_OBJECTIVE_
Set the listing down again in full, word for word, with the pictures left out.

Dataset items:
----
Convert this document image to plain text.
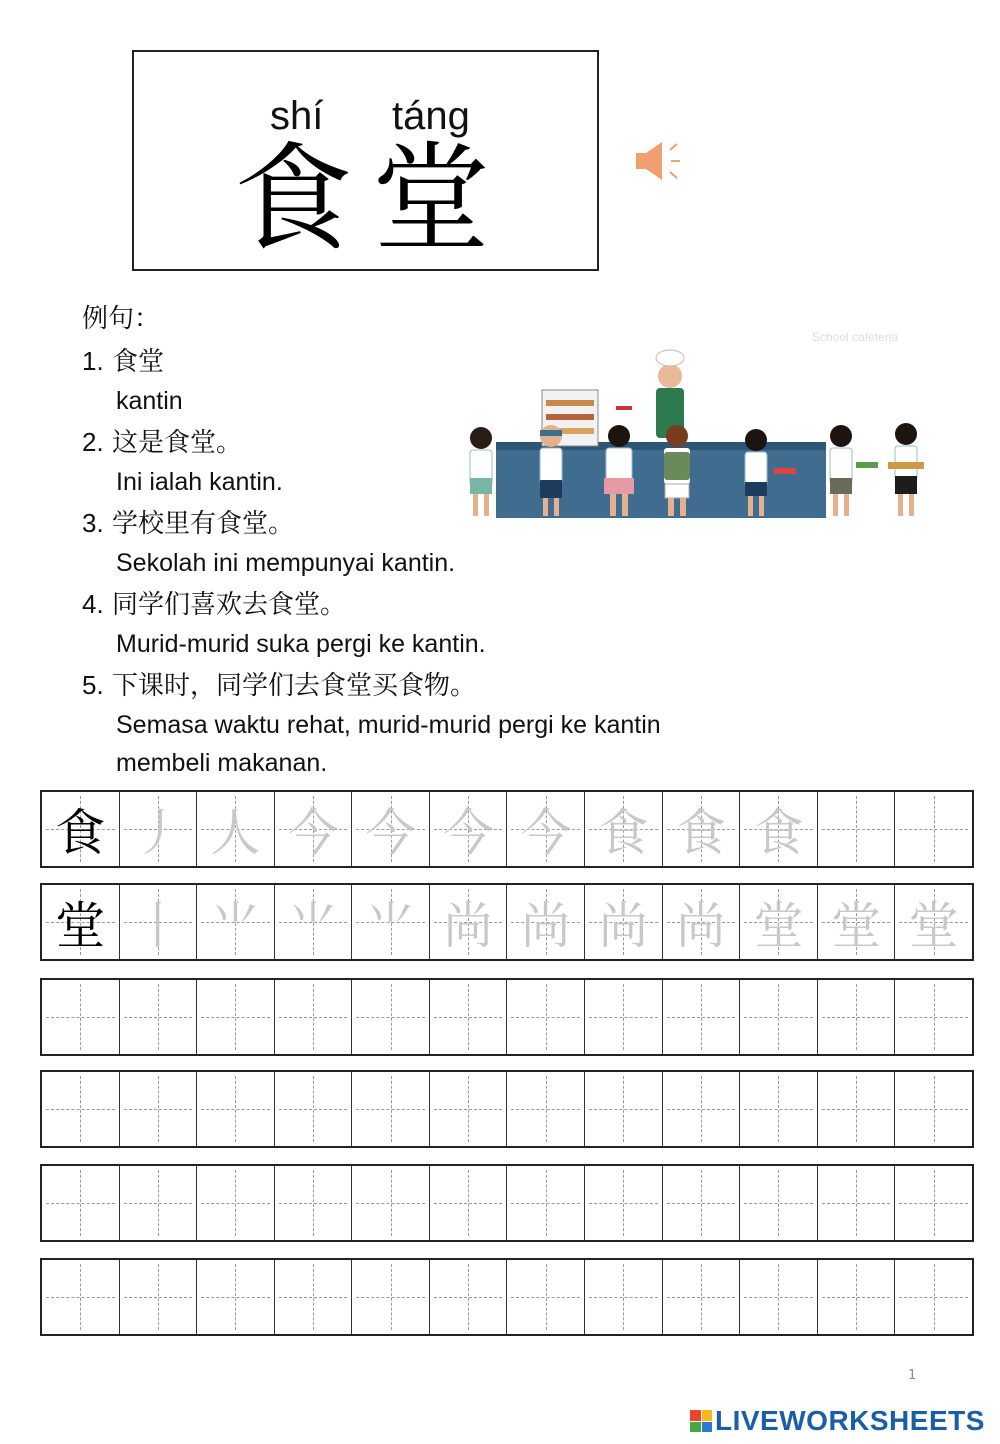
shí táng
食堂
例句：
1. 食堂
kantin
2. 这是食堂。
Ini ialah kantin.
3. 学校里有食堂。
Sekolah ini mempunyai kantin.
4. 同学们喜欢去食堂。
Murid-murid suka pergi ke kantin.
5. 下课时，同学们去食堂买食物。
Semasa waktu rehat, murid-murid pergi ke kantin membeli makanan.
School cafeteria
食 丿 人 今 今 今 今 食 食 食
堂 丨 ⺌ ⺌ ⺌ 尚 尚 尚 尚 堂 堂 堂
1
LIVEWORKSHEETS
----
_COMPLETE ANSWER_
Convert this document image to plain text.
shí táng
食堂
例句：
1. 食堂
kantin
2. 这是食堂。
Ini ialah kantin.
3. 学校里有食堂。
Sekolah ini mempunyai kantin.
4. 同学们喜欢去食堂。
Murid-murid suka pergi ke kantin.
5. 下课时，同学们去食堂买食物。
Semasa waktu rehat, murid-murid pergi ke kantin membeli makanan.
School cafeteria
食 丿 人 今 今 今 今 食 食 食
堂 丨 ⺌ ⺌ ⺌ 尚 尚 尚 尚 堂 堂 堂
1
LIVEWORKSHEETS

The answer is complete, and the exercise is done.